---------- Data shown
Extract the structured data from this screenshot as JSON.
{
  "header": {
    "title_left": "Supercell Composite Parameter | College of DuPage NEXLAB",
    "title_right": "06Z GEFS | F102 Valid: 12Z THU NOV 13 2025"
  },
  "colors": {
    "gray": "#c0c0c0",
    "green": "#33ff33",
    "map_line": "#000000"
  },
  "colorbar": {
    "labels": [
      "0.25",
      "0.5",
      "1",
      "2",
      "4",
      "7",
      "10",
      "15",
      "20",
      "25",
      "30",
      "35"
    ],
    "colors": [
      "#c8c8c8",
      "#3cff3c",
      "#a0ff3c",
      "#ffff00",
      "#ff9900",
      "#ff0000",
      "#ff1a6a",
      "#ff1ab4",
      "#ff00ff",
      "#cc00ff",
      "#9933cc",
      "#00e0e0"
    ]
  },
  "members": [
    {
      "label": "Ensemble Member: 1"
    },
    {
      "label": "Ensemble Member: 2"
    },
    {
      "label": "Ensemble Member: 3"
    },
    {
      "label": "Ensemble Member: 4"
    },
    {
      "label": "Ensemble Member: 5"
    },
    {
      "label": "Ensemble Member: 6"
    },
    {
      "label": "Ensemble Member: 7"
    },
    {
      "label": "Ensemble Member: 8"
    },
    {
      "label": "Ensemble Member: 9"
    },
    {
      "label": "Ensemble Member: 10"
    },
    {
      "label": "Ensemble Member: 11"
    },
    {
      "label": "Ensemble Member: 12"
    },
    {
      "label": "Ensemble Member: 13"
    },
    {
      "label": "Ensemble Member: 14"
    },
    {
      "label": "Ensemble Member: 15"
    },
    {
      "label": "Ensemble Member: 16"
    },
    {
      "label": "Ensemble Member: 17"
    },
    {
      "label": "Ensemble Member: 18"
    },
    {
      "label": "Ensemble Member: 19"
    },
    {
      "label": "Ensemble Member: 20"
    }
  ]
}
--------------------
Exercise goal> Go through the data and return every record exactly.

Reply to the exercise>
Extract the structured data from this screenshot as JSON.
{
  "header": {
    "title_left": "Supercell Composite Parameter | College of DuPage NEXLAB",
    "title_right": "06Z GEFS | F102 Valid: 12Z THU NOV 13 2025"
  },
  "colors": {
    "gray": "#c0c0c0",
    "green": "#33ff33",
    "map_line": "#000000"
  },
  "colorbar": {
    "labels": [
      "0.25",
      "0.5",
      "1",
      "2",
      "4",
      "7",
      "10",
      "15",
      "20",
      "25",
      "30",
      "35"
    ],
    "colors": [
      "#c8c8c8",
      "#3cff3c",
      "#a0ff3c",
      "#ffff00",
      "#ff9900",
      "#ff0000",
      "#ff1a6a",
      "#ff1ab4",
      "#ff00ff",
      "#cc00ff",
      "#9933cc",
      "#00e0e0"
    ]
  },
  "members": [
    {
      "label": "Ensemble Member: 1"
    },
    {
      "label": "Ensemble Member: 2"
    },
    {
      "label": "Ensemble Member: 3"
    },
    {
      "label": "Ensemble Member: 4"
    },
    {
      "label": "Ensemble Member: 5"
    },
    {
      "label": "Ensemble Member: 6"
    },
    {
      "label": "Ensemble Member: 7"
    },
    {
      "label": "Ensemble Member: 8"
    },
    {
      "label": "Ensemble Member: 9"
    },
    {
      "label": "Ensemble Member: 10"
    },
    {
      "label": "Ensemble Member: 11"
    },
    {
      "label": "Ensemble Member: 12"
    },
    {
      "label": "Ensemble Member: 13"
    },
    {
      "label": "Ensemble Member: 14"
    },
    {
      "label": "Ensemble Member: 15"
    },
    {
      "label": "Ensemble Member: 16"
    },
    {
      "label": "Ensemble Member: 17"
    },
    {
      "label": "Ensemble Member: 18"
    },
    {
      "label": "Ensemble Member: 19"
    },
    {
      "label": "Ensemble Member: 20"
    }
  ]
}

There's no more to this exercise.